REQUIREMENT:
In the records below, find each line with the word "frac" and copy it.
==== RECORDS FOR THIS EXERCISE
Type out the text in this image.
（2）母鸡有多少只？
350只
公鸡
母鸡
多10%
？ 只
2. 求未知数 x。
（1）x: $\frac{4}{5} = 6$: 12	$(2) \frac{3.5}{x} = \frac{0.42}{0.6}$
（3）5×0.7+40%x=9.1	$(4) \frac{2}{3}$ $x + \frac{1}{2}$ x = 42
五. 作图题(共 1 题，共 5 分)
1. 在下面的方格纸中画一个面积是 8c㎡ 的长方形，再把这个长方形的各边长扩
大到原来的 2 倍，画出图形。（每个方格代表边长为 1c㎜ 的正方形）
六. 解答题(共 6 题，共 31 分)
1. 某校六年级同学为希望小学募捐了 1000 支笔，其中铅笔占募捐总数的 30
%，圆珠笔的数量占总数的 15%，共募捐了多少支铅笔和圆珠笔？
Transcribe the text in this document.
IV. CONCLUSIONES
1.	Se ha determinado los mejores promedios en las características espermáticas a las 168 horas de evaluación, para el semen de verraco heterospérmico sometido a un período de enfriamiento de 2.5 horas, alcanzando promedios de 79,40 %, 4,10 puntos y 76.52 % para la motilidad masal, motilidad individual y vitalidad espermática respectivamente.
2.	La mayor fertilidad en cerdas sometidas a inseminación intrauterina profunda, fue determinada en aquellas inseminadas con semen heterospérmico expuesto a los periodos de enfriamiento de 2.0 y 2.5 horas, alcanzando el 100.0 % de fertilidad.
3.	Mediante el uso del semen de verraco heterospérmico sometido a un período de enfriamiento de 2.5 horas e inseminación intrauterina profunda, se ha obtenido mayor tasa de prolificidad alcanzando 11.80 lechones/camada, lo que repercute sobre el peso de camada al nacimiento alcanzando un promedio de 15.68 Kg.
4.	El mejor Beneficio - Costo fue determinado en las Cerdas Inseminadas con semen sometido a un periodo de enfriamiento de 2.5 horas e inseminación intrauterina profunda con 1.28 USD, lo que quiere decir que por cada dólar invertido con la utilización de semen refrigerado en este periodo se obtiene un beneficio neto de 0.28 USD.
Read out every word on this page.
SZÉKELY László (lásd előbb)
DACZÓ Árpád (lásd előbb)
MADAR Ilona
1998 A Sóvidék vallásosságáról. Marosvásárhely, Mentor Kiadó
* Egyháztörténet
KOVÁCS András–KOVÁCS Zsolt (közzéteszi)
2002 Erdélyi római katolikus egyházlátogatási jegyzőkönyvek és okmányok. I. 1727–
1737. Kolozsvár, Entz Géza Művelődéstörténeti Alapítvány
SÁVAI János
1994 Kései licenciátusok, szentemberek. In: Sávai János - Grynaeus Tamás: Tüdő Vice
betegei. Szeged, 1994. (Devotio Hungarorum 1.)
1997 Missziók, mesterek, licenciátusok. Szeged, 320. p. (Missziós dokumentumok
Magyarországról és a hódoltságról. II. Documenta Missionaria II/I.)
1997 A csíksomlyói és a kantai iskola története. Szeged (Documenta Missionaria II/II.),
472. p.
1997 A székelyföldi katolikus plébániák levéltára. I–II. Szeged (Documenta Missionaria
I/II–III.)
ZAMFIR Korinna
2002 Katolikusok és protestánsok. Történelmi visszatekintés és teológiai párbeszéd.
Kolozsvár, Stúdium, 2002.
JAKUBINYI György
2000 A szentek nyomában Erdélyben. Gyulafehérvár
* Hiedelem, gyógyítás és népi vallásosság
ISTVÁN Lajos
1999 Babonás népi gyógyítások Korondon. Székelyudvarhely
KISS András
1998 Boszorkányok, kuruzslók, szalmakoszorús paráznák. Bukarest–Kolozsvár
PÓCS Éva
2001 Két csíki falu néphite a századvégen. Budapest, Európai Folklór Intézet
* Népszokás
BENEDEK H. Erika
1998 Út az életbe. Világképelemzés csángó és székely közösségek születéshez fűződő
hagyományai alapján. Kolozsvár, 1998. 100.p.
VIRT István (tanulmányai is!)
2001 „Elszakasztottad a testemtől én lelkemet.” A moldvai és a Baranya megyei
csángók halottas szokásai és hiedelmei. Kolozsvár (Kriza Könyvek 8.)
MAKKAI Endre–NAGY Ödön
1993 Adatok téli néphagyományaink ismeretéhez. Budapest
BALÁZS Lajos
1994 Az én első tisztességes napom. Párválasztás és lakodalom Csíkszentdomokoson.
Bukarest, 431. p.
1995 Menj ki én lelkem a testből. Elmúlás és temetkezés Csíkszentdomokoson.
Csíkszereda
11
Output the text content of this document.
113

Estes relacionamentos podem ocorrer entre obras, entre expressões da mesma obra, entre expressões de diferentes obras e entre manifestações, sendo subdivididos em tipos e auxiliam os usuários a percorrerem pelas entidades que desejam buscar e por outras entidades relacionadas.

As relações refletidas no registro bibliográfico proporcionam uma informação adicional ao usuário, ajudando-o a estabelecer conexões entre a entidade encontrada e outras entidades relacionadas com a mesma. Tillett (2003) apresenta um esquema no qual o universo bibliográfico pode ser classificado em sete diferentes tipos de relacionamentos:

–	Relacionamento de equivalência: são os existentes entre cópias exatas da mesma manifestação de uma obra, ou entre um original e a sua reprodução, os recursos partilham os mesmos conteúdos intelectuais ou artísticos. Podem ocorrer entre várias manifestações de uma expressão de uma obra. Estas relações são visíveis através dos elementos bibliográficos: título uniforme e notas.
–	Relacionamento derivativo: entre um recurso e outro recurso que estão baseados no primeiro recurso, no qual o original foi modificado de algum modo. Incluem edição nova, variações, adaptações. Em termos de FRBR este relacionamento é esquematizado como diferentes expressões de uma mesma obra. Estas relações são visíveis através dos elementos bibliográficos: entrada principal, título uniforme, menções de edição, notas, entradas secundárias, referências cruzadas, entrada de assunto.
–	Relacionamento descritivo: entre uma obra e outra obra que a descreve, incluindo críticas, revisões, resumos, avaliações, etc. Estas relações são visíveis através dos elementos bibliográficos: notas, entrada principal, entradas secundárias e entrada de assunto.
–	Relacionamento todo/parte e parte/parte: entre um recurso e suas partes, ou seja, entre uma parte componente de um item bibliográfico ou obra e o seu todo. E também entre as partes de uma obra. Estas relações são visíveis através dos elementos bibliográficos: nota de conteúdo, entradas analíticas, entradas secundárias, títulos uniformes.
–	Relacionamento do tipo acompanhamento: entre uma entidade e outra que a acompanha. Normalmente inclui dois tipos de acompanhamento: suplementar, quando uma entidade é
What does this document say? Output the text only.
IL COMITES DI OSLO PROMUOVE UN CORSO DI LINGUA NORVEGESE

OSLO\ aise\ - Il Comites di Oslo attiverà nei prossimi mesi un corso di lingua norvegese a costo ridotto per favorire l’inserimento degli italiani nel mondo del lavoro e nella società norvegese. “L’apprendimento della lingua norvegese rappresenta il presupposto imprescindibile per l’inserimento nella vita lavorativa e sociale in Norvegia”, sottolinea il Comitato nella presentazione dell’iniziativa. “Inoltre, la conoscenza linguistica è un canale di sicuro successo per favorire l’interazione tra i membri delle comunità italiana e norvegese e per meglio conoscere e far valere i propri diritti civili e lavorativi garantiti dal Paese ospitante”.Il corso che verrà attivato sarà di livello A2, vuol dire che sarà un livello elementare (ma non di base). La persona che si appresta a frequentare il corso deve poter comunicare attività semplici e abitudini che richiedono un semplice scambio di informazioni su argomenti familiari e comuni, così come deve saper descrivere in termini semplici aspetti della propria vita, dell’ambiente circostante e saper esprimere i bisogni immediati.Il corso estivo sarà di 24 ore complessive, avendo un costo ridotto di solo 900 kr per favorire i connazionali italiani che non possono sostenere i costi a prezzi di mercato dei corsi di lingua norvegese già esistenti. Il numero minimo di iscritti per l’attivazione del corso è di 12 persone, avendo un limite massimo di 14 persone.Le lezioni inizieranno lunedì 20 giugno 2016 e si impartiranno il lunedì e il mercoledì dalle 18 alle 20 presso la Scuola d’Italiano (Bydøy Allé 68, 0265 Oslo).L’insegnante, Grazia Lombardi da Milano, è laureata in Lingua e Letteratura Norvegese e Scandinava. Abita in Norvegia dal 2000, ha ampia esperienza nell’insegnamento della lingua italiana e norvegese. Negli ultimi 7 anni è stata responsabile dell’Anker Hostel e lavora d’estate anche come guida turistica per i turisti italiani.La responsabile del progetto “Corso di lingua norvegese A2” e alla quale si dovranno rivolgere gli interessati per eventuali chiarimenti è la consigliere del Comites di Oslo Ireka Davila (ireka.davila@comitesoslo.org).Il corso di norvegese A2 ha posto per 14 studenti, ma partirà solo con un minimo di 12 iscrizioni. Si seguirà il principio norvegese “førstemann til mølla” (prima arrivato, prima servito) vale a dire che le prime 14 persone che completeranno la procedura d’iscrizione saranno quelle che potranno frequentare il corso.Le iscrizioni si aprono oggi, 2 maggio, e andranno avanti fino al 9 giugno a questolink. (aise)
========
FULL OUTPUT:
（1）x: $\frac{4}{5} = 6$: 12	$(2) \frac{3.5}{x} = \frac{0.42}{0.6}$
（3）5×0.7+40%x=9.1	$(4) \frac{2}{3}$ $x + \frac{1}{2}$ x = 42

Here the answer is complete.